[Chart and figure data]
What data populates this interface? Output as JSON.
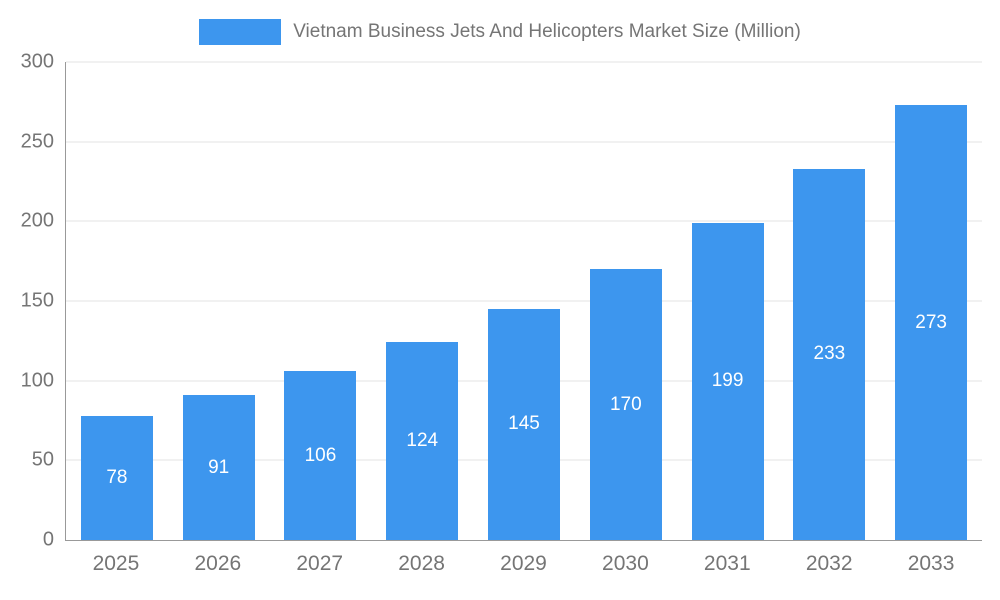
{
  "chart_data": {
    "type": "bar",
    "title": "Vietnam Business Jets And Helicopters Market Size (Million)",
    "categories": [
      "2025",
      "2026",
      "2027",
      "2028",
      "2029",
      "2030",
      "2031",
      "2032",
      "2033"
    ],
    "values": [
      78,
      91,
      106,
      124,
      145,
      170,
      199,
      233,
      273
    ],
    "xlabel": "",
    "ylabel": "",
    "ylim": [
      0,
      300
    ],
    "yticks": [
      0,
      50,
      100,
      150,
      200,
      250,
      300
    ],
    "grid": true,
    "legend_position": "top",
    "colors": {
      "bar": "#3d96ee",
      "axis_text": "#757575",
      "gridline": "#e3e3e3",
      "axis_line": "#999999",
      "bar_value_label": "#ffffff",
      "background": "#ffffff"
    }
  }
}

## Problem requirements
Copy all the entries word for word. Omit any pictures.

## Output for this task
What data populates this interface? Output as JSON.
{
  "chart_data": {
    "type": "bar",
    "title": "Vietnam Business Jets And Helicopters Market Size (Million)",
    "categories": [
      "2025",
      "2026",
      "2027",
      "2028",
      "2029",
      "2030",
      "2031",
      "2032",
      "2033"
    ],
    "values": [
      78,
      91,
      106,
      124,
      145,
      170,
      199,
      233,
      273
    ],
    "xlabel": "",
    "ylabel": "",
    "ylim": [
      0,
      300
    ],
    "yticks": [
      0,
      50,
      100,
      150,
      200,
      250,
      300
    ],
    "grid": true,
    "legend_position": "top",
    "colors": {
      "bar": "#3d96ee",
      "axis_text": "#757575",
      "gridline": "#e3e3e3",
      "axis_line": "#999999",
      "bar_value_label": "#ffffff",
      "background": "#ffffff"
    }
  }
}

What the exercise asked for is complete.